(Task description)
Rewrite every line of the entries below as a numbered list, and omit any blank lines.

(Listing)
▬▬▬

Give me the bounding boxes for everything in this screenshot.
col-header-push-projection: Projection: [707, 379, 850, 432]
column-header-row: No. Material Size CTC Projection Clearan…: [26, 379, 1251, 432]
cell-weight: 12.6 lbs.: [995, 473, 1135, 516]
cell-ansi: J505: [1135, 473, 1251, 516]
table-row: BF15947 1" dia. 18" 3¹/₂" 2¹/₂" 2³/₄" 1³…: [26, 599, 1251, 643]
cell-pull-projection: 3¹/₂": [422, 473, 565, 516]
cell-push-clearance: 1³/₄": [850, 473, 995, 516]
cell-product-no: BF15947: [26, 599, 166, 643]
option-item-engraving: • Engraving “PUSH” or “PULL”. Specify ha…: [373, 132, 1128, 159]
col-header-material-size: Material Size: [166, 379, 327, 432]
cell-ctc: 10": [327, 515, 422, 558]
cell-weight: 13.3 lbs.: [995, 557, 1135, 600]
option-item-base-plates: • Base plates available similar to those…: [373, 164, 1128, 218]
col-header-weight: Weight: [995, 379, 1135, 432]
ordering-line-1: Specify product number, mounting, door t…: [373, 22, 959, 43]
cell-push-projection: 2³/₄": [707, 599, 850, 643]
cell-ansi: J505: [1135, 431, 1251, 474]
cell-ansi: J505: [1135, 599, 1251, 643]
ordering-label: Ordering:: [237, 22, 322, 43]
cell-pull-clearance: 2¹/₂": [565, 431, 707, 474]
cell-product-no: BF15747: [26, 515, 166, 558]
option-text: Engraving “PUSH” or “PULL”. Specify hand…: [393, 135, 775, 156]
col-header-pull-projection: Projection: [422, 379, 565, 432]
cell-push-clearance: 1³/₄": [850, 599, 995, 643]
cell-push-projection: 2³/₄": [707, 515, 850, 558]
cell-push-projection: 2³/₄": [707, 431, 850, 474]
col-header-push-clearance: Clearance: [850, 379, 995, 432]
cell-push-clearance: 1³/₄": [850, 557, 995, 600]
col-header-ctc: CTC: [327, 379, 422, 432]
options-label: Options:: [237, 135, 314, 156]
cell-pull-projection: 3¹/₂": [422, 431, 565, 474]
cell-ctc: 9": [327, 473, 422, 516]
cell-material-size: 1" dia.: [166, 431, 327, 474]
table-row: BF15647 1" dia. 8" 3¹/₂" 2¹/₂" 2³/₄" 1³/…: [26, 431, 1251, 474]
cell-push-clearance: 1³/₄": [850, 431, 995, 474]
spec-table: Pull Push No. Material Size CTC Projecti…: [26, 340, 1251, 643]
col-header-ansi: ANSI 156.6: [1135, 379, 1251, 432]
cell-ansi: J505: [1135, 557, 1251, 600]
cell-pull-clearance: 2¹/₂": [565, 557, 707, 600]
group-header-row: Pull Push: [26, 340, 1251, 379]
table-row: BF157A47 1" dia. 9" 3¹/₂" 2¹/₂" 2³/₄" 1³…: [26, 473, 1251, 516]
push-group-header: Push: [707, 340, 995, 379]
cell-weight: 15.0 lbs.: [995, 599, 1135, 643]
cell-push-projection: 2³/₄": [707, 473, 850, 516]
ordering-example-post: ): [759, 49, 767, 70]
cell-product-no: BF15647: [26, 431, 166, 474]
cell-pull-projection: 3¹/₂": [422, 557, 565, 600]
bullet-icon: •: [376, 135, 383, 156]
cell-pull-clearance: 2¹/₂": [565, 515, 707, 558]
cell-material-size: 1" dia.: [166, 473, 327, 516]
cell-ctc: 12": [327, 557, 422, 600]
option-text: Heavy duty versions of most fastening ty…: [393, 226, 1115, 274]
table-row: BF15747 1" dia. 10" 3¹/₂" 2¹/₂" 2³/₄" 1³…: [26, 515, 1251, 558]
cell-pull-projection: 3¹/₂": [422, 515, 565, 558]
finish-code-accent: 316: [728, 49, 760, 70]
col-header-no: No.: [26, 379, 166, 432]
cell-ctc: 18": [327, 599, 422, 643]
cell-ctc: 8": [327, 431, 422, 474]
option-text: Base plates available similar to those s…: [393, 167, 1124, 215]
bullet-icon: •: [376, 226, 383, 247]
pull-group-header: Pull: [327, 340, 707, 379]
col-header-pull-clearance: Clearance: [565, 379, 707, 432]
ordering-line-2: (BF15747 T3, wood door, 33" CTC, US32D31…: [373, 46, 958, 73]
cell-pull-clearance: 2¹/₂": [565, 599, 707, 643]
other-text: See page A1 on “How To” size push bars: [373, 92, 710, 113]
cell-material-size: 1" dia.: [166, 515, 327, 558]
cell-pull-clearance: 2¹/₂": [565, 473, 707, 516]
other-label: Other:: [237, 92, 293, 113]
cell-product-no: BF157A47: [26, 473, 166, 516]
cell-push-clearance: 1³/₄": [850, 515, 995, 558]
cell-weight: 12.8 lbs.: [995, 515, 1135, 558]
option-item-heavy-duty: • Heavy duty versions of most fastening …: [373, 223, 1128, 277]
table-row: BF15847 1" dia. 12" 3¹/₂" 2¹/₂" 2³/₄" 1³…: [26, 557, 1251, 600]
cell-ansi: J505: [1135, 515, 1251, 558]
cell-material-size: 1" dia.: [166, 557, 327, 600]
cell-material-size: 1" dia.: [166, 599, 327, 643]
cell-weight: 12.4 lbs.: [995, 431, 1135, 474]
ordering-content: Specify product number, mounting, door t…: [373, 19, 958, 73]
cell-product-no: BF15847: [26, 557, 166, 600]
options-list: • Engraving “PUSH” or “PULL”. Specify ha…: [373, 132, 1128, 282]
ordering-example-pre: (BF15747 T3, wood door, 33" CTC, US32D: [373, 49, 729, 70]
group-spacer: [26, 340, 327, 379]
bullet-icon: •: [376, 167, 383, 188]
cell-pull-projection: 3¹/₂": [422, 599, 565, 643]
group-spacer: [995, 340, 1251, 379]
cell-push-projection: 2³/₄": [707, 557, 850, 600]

▬▬▬

(Final result)
1. Give me the bounding boxes for everything in this screenshot.
2. col-header-push-projection: Projection: [707, 379, 850, 432]
3. column-header-row: No. Material Size CTC Projection Clearan…: [26, 379, 1251, 432]
4. cell-weight: 12.6 lbs.: [995, 473, 1135, 516]
5. cell-ansi: J505: [1135, 473, 1251, 516]
6. table-row: BF15947 1" dia. 18" 3¹/₂" 2¹/₂" 2³/₄" 1³…: [26, 599, 1251, 643]
7. cell-pull-projection: 3¹/₂": [422, 473, 565, 516]
8. cell-push-clearance: 1³/₄": [850, 473, 995, 516]
9. cell-product-no: BF15947: [26, 599, 166, 643]
10. option-item-engraving: • Engraving “PUSH” or “PULL”. Specify ha…: [373, 132, 1128, 159]
11. col-header-material-size: Material Size: [166, 379, 327, 432]
12. cell-ctc: 10": [327, 515, 422, 558]
13. cell-weight: 13.3 lbs.: [995, 557, 1135, 600]
14. option-item-base-plates: • Base plates available similar to those…: [373, 164, 1128, 218]
15. col-header-weight: Weight: [995, 379, 1135, 432]
16. ordering-line-1: Specify product number, mounting, door t…: [373, 22, 959, 43]
17. cell-push-projection: 2³/₄": [707, 599, 850, 643]
18. cell-ansi: J505: [1135, 431, 1251, 474]
19. cell-ansi: J505: [1135, 599, 1251, 643]
20. ordering-label: Ordering:: [237, 22, 322, 43]
21. cell-pull-clearance: 2¹/₂": [565, 431, 707, 474]
22. cell-product-no: BF15747: [26, 515, 166, 558]
23. option-text: Engraving “PUSH” or “PULL”. Specify hand…: [393, 135, 775, 156]
24. col-header-pull-projection: Projection: [422, 379, 565, 432]
25. cell-push-clearance: 1³/₄": [850, 599, 995, 643]
26. cell-push-projection: 2³/₄": [707, 515, 850, 558]
27. cell-push-projection: 2³/₄": [707, 431, 850, 474]
28. col-header-push-clearance: Clearance: [850, 379, 995, 432]
29. cell-push-clearance: 1³/₄": [850, 557, 995, 600]
30. col-header-ctc: CTC: [327, 379, 422, 432]
31. options-label: Options:: [237, 135, 314, 156]
32. cell-pull-projection: 3¹/₂": [422, 431, 565, 474]
33. cell-ctc: 9": [327, 473, 422, 516]
34. cell-material-size: 1" dia.: [166, 431, 327, 474]
35. table-row: BF15647 1" dia. 8" 3¹/₂" 2¹/₂" 2³/₄" 1³/…: [26, 431, 1251, 474]
36. cell-push-clearance: 1³/₄": [850, 431, 995, 474]
37. spec-table: Pull Push No. Material Size CTC Projecti…: [26, 340, 1251, 643]
38. col-header-ansi: ANSI 156.6: [1135, 379, 1251, 432]
39. cell-ansi: J505: [1135, 557, 1251, 600]
40. cell-pull-clearance: 2¹/₂": [565, 557, 707, 600]
41. group-header-row: Pull Push: [26, 340, 1251, 379]
42. table-row: BF157A47 1" dia. 9" 3¹/₂" 2¹/₂" 2³/₄" 1³…: [26, 473, 1251, 516]
43. push-group-header: Push: [707, 340, 995, 379]
44. cell-weight: 15.0 lbs.: [995, 599, 1135, 643]
45. cell-push-projection: 2³/₄": [707, 473, 850, 516]
46. ordering-example-post: ): [759, 49, 767, 70]
47. cell-product-no: BF15647: [26, 431, 166, 474]
48. cell-pull-projection: 3¹/₂": [422, 557, 565, 600]
49. bullet-icon: •: [376, 135, 383, 156]
50. cell-pull-clearance: 2¹/₂": [565, 515, 707, 558]
51. cell-material-size: 1" dia.: [166, 473, 327, 516]
52. cell-ctc: 12": [327, 557, 422, 600]
53. option-text: Heavy duty versions of most fastening ty…: [393, 226, 1115, 274]
54. table-row: BF15747 1" dia. 10" 3¹/₂" 2¹/₂" 2³/₄" 1³…: [26, 515, 1251, 558]
55. cell-pull-projection: 3¹/₂": [422, 515, 565, 558]
56. finish-code-accent: 316: [728, 49, 760, 70]
57. col-header-no: No.: [26, 379, 166, 432]
58. cell-ctc: 18": [327, 599, 422, 643]
59. cell-ctc: 8": [327, 431, 422, 474]
60. option-text: Base plates available similar to those s…: [393, 167, 1124, 215]
61. bullet-icon: •: [376, 226, 383, 247]
62. pull-group-header: Pull: [327, 340, 707, 379]
63. col-header-pull-clearance: Clearance: [565, 379, 707, 432]
64. ordering-line-2: (BF15747 T3, wood door, 33" CTC, US32D31…: [373, 46, 958, 73]
65. cell-pull-clearance: 2¹/₂": [565, 599, 707, 643]
66. other-text: See page A1 on “How To” size push bars: [373, 92, 710, 113]
67. cell-material-size: 1" dia.: [166, 515, 327, 558]
68. cell-pull-clearance: 2¹/₂": [565, 473, 707, 516]
69. other-label: Other:: [237, 92, 293, 113]
70. cell-product-no: BF157A47: [26, 473, 166, 516]
71. cell-push-clearance: 1³/₄": [850, 515, 995, 558]
72. cell-weight: 12.8 lbs.: [995, 515, 1135, 558]
73. option-item-heavy-duty: • Heavy duty versions of most fastening …: [373, 223, 1128, 277]
74. table-row: BF15847 1" dia. 12" 3¹/₂" 2¹/₂" 2³/₄" 1³…: [26, 557, 1251, 600]
75. cell-ansi: J505: [1135, 515, 1251, 558]
76. cell-material-size: 1" dia.: [166, 557, 327, 600]
77. cell-material-size: 1" dia.: [166, 599, 327, 643]
78. cell-weight: 12.4 lbs.: [995, 431, 1135, 474]
79. ordering-content: Specify product number, mounting, door t…: [373, 19, 958, 73]
80. cell-product-no: BF15847: [26, 557, 166, 600]
81. options-list: • Engraving “PUSH” or “PULL”. Specify ha…: [373, 132, 1128, 282]
82. ordering-example-pre: (BF15747 T3, wood door, 33" CTC, US32D: [373, 49, 729, 70]
83. group-spacer: [26, 340, 327, 379]
84. bullet-icon: •: [376, 167, 383, 188]
85. cell-pull-projection: 3¹/₂": [422, 599, 565, 643]
86. group-spacer: [995, 340, 1251, 379]
87. cell-push-projection: 2³/₄": [707, 557, 850, 600]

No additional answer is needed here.